WHAT THE EXERCISE ASKS: Check each statement against the review of the Angels in America film below and answer yes or no, quoting the exact words of the review that decide it. 1. The writer saw the original Broadway production of the play. 2. Michel Gondry directed the film. 3. The writer felt the film found its footing in Part I.

DOCUMENT SEGMENT:

Tony Kushner's epic play in two parts, Angels in America, rocked my world when I saw the original production on Broadway. Mike Nichols' film made for HBO a couple of years ago has quite a cast - Meryl Streep, Al Pacino, Emma Thompson, Jeffrey Wright, and Ben Schenkman are all magnificent. In some ways this piece is really made for the live theater. It's poetic language is like an operatic aria, it's fantasy works better with rolling platforms and when you can see the wires on which the angel flies in. It's virtuosic flights of fancy - bringing together Roy Cohn (the lawyer) with the ghost of Ethel Rosenberg (whom he helped condemn to death for treason), she sings him a lullaby in Yiddish as he dies of AIDS - have a, well... theatricality about them. They're loud, un-real, or really anti-real, deliciously so, and the million dollar crane shots of the Bethesda fountain in Central Park and the trip to the Antarctica in Harper's mind (Harper is the valium-popping wife of a mormon, Republican lawyer who figures out he is gay - you see what I mean?) well those shots seem wrong. Unlike Sunday Bloody Sunday, this film does not try to be verite, the shots are more rhapsodic. But its cinematic story telling is fairly conventional and somehow in trying to show what these fantasies "really look like," they end up looking silly. This might have been a very different film if someone like Michel Gondry (The Science of Sleep) had directed it. But most of the acting is so wonderful I found myself moved and captivated by this visionary work all over again, especially in Part II where the film seemed to find its footing. Or maybe I just got used to it.

DATA SHOWN:
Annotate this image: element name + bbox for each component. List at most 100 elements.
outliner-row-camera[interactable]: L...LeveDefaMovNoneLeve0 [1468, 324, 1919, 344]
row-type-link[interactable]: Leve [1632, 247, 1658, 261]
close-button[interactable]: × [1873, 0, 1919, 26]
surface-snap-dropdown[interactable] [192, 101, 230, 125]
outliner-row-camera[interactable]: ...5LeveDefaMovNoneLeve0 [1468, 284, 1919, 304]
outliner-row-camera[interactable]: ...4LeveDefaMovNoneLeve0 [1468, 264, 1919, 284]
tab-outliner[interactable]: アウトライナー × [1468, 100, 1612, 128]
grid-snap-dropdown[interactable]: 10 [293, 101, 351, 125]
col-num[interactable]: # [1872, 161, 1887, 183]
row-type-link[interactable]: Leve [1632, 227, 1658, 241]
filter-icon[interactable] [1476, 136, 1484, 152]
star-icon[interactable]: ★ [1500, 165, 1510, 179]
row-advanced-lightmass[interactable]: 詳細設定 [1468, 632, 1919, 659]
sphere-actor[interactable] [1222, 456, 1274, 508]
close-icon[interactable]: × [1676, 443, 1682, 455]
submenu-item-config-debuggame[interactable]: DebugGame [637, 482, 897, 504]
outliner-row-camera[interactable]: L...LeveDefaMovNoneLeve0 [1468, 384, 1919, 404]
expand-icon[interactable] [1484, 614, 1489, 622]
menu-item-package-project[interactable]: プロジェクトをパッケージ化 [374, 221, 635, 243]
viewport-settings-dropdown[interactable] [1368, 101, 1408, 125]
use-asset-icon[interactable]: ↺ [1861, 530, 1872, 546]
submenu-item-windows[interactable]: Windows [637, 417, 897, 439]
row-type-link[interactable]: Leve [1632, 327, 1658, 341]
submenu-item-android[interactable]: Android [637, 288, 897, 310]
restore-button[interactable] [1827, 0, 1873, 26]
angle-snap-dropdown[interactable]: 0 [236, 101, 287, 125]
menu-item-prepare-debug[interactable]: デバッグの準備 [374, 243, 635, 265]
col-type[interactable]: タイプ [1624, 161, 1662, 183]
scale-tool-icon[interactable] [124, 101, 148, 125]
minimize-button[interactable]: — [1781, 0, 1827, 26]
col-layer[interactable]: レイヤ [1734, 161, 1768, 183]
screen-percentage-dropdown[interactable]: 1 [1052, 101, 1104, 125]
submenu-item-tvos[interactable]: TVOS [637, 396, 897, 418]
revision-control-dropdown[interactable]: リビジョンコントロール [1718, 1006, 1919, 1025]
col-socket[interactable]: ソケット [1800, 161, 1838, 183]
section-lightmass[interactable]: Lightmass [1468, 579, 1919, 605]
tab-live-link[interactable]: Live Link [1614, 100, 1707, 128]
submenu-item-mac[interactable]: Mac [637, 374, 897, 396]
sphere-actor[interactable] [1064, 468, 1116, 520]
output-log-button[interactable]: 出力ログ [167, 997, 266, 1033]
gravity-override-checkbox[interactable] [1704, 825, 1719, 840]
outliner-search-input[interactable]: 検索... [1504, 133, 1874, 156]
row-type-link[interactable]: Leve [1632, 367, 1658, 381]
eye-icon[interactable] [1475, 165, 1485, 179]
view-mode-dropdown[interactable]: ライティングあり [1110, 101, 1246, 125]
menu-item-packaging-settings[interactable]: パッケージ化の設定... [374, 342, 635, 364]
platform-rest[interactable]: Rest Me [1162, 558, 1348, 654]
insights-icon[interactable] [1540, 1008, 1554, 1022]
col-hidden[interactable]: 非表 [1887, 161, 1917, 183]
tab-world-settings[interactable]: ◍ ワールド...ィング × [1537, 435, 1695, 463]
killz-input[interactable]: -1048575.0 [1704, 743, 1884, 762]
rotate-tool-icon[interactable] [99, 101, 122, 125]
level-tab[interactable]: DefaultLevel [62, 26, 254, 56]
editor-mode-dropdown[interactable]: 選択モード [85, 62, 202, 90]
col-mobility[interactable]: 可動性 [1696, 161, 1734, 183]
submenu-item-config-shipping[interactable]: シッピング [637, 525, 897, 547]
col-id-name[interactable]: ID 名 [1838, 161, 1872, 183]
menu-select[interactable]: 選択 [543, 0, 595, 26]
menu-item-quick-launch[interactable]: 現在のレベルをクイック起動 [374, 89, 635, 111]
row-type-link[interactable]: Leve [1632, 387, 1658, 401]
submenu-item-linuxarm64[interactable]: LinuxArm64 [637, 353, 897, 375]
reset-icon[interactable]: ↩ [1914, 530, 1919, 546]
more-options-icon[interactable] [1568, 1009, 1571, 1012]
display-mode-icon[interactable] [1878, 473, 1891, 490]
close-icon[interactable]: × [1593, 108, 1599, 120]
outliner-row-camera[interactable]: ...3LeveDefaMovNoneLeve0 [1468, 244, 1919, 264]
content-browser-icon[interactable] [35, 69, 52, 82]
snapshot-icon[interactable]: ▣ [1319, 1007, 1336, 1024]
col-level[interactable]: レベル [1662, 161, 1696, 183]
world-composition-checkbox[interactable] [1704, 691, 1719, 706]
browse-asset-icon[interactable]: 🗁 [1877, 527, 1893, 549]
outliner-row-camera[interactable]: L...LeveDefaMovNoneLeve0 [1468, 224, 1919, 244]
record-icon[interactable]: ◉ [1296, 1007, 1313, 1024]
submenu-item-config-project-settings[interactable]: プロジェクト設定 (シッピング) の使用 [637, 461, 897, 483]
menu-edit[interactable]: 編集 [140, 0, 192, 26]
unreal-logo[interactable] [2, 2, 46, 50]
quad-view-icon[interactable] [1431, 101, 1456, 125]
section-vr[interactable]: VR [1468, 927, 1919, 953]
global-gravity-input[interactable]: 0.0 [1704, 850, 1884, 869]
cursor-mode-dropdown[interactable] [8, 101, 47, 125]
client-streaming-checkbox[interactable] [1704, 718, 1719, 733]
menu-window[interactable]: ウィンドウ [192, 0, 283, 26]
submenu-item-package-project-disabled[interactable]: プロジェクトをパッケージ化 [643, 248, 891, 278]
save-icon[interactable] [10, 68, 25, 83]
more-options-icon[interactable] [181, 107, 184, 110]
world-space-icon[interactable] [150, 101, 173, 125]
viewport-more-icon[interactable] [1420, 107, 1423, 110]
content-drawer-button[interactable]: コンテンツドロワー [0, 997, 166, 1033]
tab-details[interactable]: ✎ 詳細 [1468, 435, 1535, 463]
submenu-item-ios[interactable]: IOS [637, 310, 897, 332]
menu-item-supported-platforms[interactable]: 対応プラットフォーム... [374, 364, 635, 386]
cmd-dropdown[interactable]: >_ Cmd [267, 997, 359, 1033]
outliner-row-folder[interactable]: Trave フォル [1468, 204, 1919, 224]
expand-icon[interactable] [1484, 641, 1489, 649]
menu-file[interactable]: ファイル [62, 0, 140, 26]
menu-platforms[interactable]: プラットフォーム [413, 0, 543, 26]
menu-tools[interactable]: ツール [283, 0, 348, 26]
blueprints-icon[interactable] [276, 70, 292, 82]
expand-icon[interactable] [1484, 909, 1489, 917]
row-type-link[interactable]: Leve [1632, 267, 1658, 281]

FINISHED EXERCISE:
1. Yes: "when I saw the original production on Broadway"
2. No: "Mike Nichols' film made for HBO"
3. No: "especially in Part II where the film seemed to find its footing"